── Records to use

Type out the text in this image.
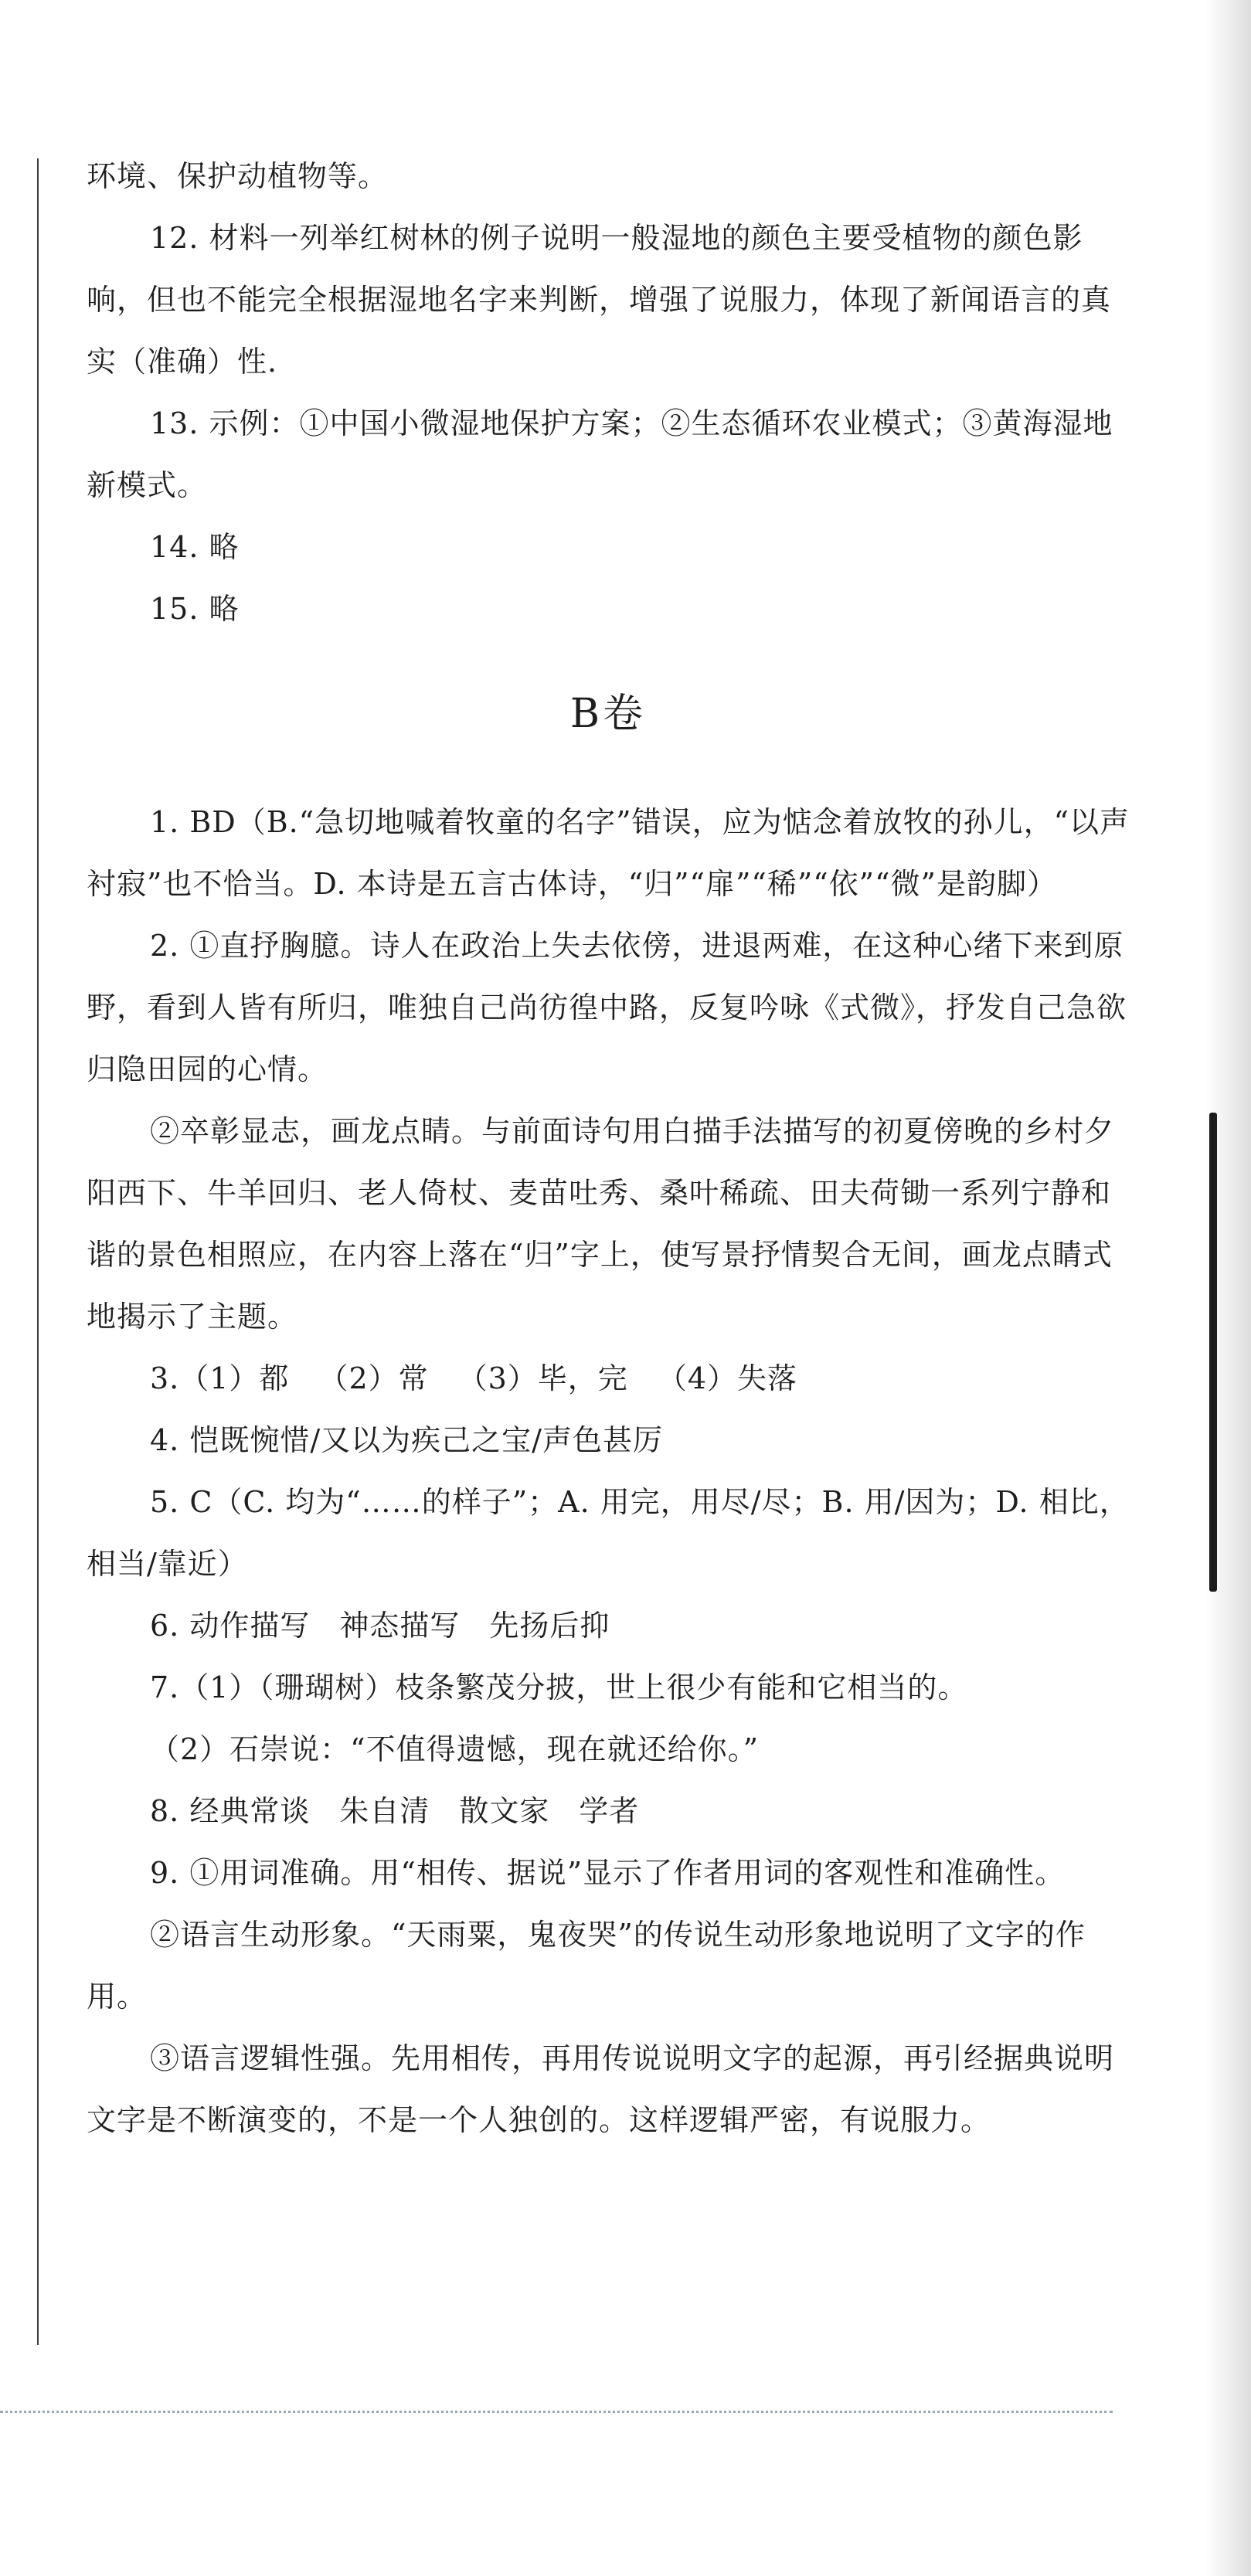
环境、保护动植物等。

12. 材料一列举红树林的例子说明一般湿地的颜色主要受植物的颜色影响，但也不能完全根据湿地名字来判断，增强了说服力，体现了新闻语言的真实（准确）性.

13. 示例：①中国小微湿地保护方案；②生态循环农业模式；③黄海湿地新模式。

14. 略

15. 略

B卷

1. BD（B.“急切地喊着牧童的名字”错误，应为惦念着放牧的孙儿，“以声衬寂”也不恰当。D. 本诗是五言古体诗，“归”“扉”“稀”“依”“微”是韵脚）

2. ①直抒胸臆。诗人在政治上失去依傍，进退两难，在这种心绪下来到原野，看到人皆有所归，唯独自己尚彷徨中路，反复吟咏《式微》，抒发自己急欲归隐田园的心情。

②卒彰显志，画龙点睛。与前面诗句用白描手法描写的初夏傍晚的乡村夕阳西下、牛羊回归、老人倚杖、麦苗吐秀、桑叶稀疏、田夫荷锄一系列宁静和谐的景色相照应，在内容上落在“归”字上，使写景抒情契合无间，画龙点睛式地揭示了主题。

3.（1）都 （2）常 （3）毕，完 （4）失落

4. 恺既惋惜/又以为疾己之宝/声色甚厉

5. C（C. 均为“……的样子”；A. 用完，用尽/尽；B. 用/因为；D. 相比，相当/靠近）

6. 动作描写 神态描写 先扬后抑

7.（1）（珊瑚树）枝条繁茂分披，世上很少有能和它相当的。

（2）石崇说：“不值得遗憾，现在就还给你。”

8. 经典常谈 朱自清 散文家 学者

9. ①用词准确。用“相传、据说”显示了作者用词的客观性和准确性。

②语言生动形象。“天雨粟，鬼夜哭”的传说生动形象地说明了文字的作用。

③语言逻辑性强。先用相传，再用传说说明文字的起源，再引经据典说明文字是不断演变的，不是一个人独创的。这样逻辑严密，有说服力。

────

#### What is required:
Leave the pictures out and write out every entry exactly as given.

#### Solved exercise:
Type out the text in this image.
环境、保护动植物等。

12. 材料一列举红树林的例子说明一般湿地的颜色主要受植物的颜色影响，但也不能完全根据湿地名字来判断，增强了说服力，体现了新闻语言的真实（准确）性.

13. 示例：①中国小微湿地保护方案；②生态循环农业模式；③黄海湿地新模式。

14. 略

15. 略

B卷

1. BD（B.“急切地喊着牧童的名字”错误，应为惦念着放牧的孙儿，“以声衬寂”也不恰当。D. 本诗是五言古体诗，“归”“扉”“稀”“依”“微”是韵脚）

2. ①直抒胸臆。诗人在政治上失去依傍，进退两难，在这种心绪下来到原野，看到人皆有所归，唯独自己尚彷徨中路，反复吟咏《式微》，抒发自己急欲归隐田园的心情。

②卒彰显志，画龙点睛。与前面诗句用白描手法描写的初夏傍晚的乡村夕阳西下、牛羊回归、老人倚杖、麦苗吐秀、桑叶稀疏、田夫荷锄一系列宁静和谐的景色相照应，在内容上落在“归”字上，使写景抒情契合无间，画龙点睛式地揭示了主题。

3.（1）都 （2）常 （3）毕，完 （4）失落

4. 恺既惋惜/又以为疾己之宝/声色甚厉

5. C（C. 均为“……的样子”；A. 用完，用尽/尽；B. 用/因为；D. 相比，相当/靠近）

6. 动作描写 神态描写 先扬后抑

7.（1）（珊瑚树）枝条繁茂分披，世上很少有能和它相当的。

（2）石崇说：“不值得遗憾，现在就还给你。”

8. 经典常谈 朱自清 散文家 学者

9. ①用词准确。用“相传、据说”显示了作者用词的客观性和准确性。

②语言生动形象。“天雨粟，鬼夜哭”的传说生动形象地说明了文字的作用。

③语言逻辑性强。先用相传，再用传说说明文字的起源，再引经据典说明文字是不断演变的，不是一个人独创的。这样逻辑严密，有说服力。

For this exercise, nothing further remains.